Directions for this task ::
Emit the data below verbatim, stripping out any pictures.

Data supplied ::

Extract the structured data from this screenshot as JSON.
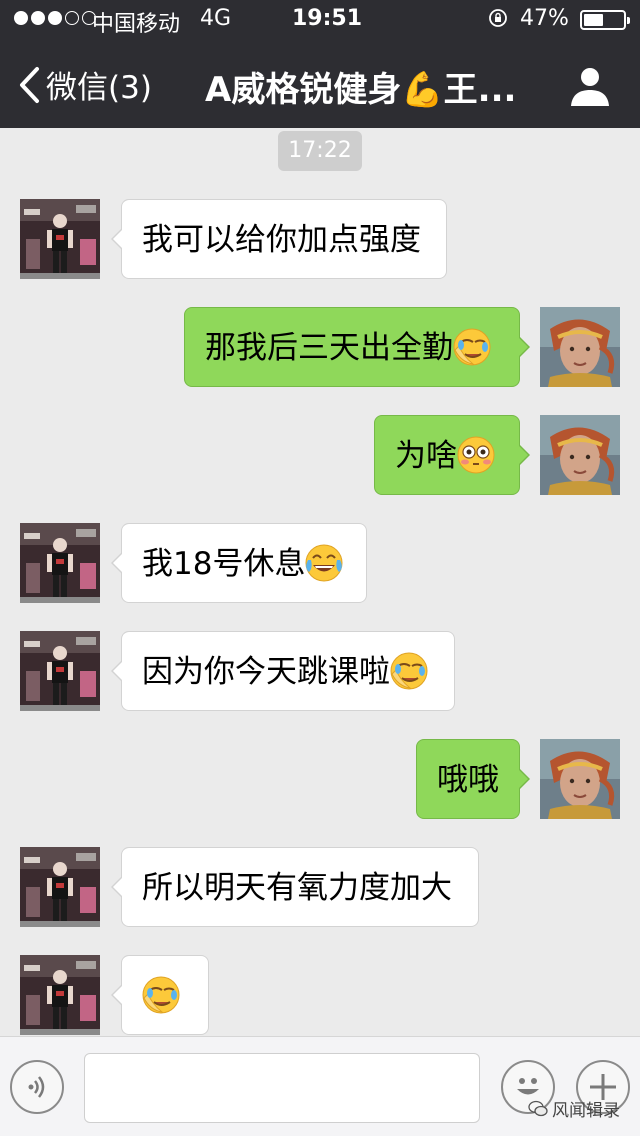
{
  "status_bar": {
    "carrier": "中国移动",
    "network": "4G",
    "time": "19:51",
    "battery_percent": "47%",
    "signal_bars_filled": 3,
    "signal_bars_total": 5,
    "battery_level": 0.47
  },
  "nav": {
    "back_label": "微信(3)",
    "title": "A威格锐健身💪王..."
  },
  "timestamp": "17:22",
  "messages": [
    {
      "side": "left",
      "text": "我可以给你加点强度",
      "emoji": ""
    },
    {
      "side": "right",
      "text": "那我后三天出全勤",
      "emoji": "facepalm-emoji"
    },
    {
      "side": "right",
      "text": "为啥",
      "emoji": "flushed-emoji"
    },
    {
      "side": "left",
      "text": "我18号休息",
      "emoji": "tears-of-joy-emoji"
    },
    {
      "side": "left",
      "text": "因为你今天跳课啦",
      "emoji": "facepalm-emoji"
    },
    {
      "side": "right",
      "text": "哦哦",
      "emoji": ""
    },
    {
      "side": "left",
      "text": "所以明天有氧力度加大",
      "emoji": ""
    },
    {
      "side": "left",
      "text": "",
      "emoji": "facepalm-emoji"
    }
  ],
  "input": {
    "placeholder": ""
  },
  "watermark": "风闻辑录",
  "colors": {
    "nav_bg": "#2d2d32",
    "chat_bg": "#ebebeb",
    "sent_bubble": "#8fd85a",
    "received_bubble": "#ffffff"
  }
}
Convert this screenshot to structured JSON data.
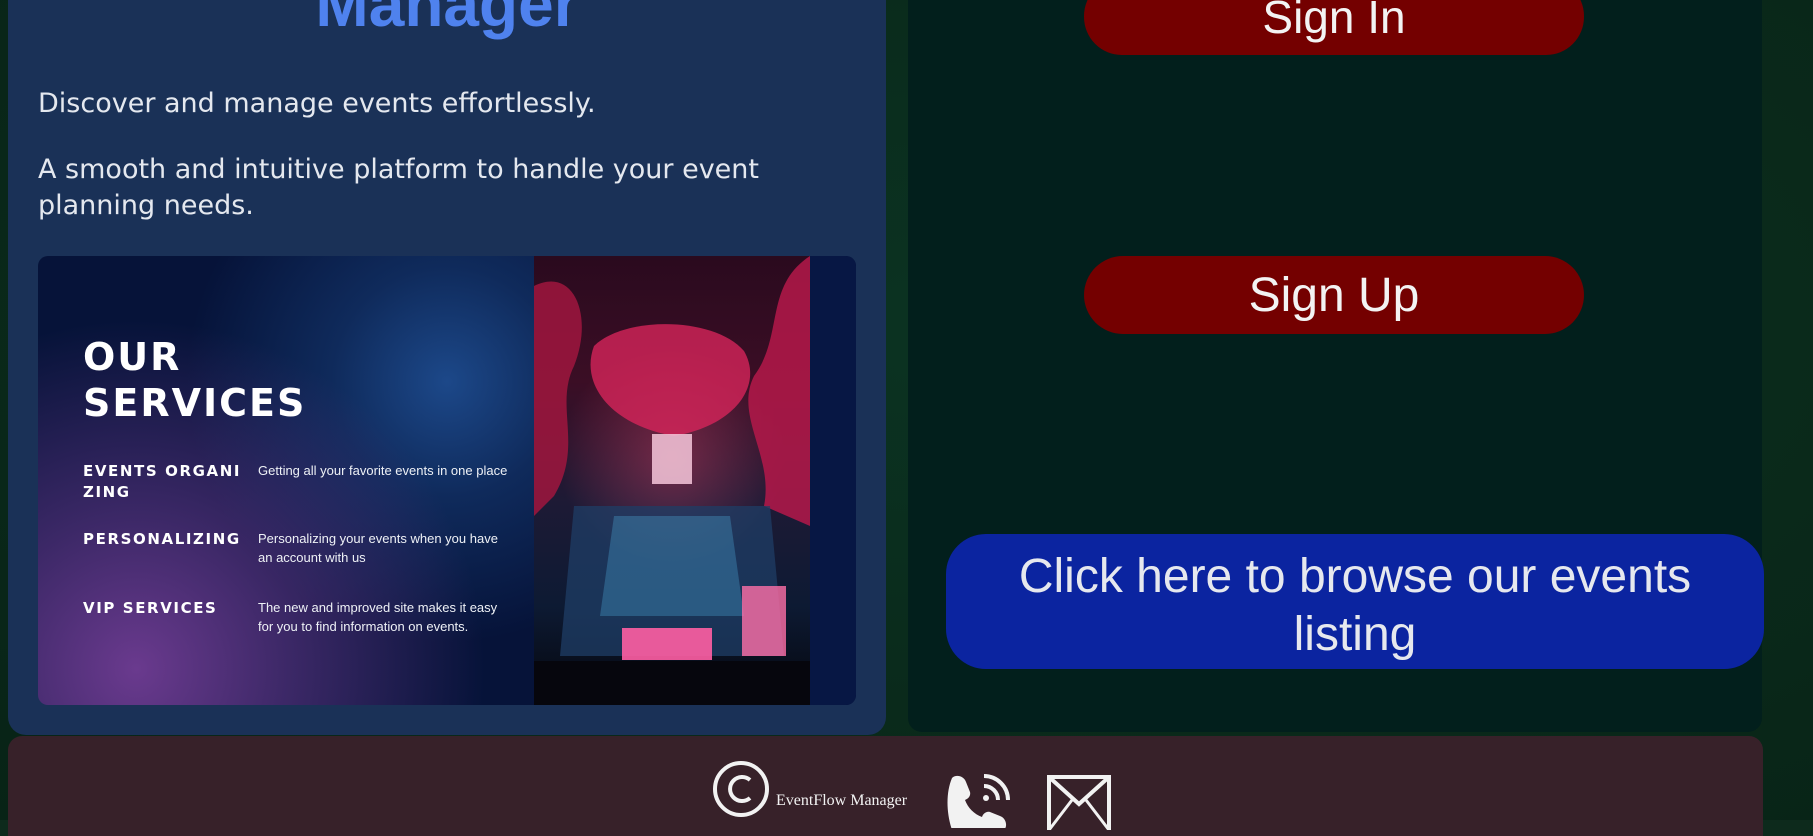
{
  "app": {
    "title": "Manager",
    "tagline_1": "Discover and manage events effortlessly.",
    "tagline_2": "A smooth and intuitive platform to handle your event planning needs."
  },
  "services": {
    "heading": "OUR SERVICES",
    "items": [
      {
        "name": "EVENTS ORGANIZING",
        "description": "Getting all your favorite events in one place"
      },
      {
        "name": "PERSONALIZING",
        "description": "Personalizing your events when you have an account with us"
      },
      {
        "name": "VIP SERVICES",
        "description": "The new and improved site makes it easy for you to find information on events."
      }
    ]
  },
  "auth": {
    "sign_in_label": "Sign In",
    "sign_up_label": "Sign Up"
  },
  "browse": {
    "label": "Click here to browse our events listing"
  },
  "footer": {
    "brand": "EventFlow Manager"
  },
  "colors": {
    "title": "#4f82ee",
    "left_panel": "#1a3157",
    "right_panel": "#021f1c",
    "auth_buttons": "#740000",
    "browse_button": "#0b24a0",
    "footer": "#372129"
  },
  "icons": [
    "copyright-icon",
    "phone-icon",
    "mail-icon"
  ]
}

Finished task ::
Extract the structured data from this screenshot as JSON.
{
  "status_bar": {
    "carrier": "中国移动",
    "network": "4G",
    "time": "19:51",
    "battery_percent": "47%",
    "signal_bars_filled": 3,
    "signal_bars_total": 5,
    "battery_level": 0.47
  },
  "nav": {
    "back_label": "微信(3)",
    "title": "A威格锐健身💪王..."
  },
  "timestamp": "17:22",
  "messages": [
    {
      "side": "left",
      "text": "我可以给你加点强度",
      "emoji": ""
    },
    {
      "side": "right",
      "text": "那我后三天出全勤",
      "emoji": "facepalm-emoji"
    },
    {
      "side": "right",
      "text": "为啥",
      "emoji": "flushed-emoji"
    },
    {
      "side": "left",
      "text": "我18号休息",
      "emoji": "tears-of-joy-emoji"
    },
    {
      "side": "left",
      "text": "因为你今天跳课啦",
      "emoji": "facepalm-emoji"
    },
    {
      "side": "right",
      "text": "哦哦",
      "emoji": ""
    },
    {
      "side": "left",
      "text": "所以明天有氧力度加大",
      "emoji": ""
    },
    {
      "side": "left",
      "text": "",
      "emoji": "facepalm-emoji"
    }
  ],
  "input": {
    "placeholder": ""
  },
  "watermark": "风闻辑录",
  "colors": {
    "nav_bg": "#2d2d32",
    "chat_bg": "#ebebeb",
    "sent_bubble": "#8fd85a",
    "received_bubble": "#ffffff"
  }
}
Convert this screenshot to structured JSON data.
{
  "app": {
    "title": "Manager",
    "tagline_1": "Discover and manage events effortlessly.",
    "tagline_2": "A smooth and intuitive platform to handle your event planning needs."
  },
  "services": {
    "heading": "OUR SERVICES",
    "items": [
      {
        "name": "EVENTS ORGANIZING",
        "description": "Getting all your favorite events in one place"
      },
      {
        "name": "PERSONALIZING",
        "description": "Personalizing your events when you have an account with us"
      },
      {
        "name": "VIP SERVICES",
        "description": "The new and improved site makes it easy for you to find information on events."
      }
    ]
  },
  "auth": {
    "sign_in_label": "Sign In",
    "sign_up_label": "Sign Up"
  },
  "browse": {
    "label": "Click here to browse our events listing"
  },
  "footer": {
    "brand": "EventFlow Manager"
  },
  "colors": {
    "title": "#4f82ee",
    "left_panel": "#1a3157",
    "right_panel": "#021f1c",
    "auth_buttons": "#740000",
    "browse_button": "#0b24a0",
    "footer": "#372129"
  },
  "icons": [
    "copyright-icon",
    "phone-icon",
    "mail-icon"
  ]
}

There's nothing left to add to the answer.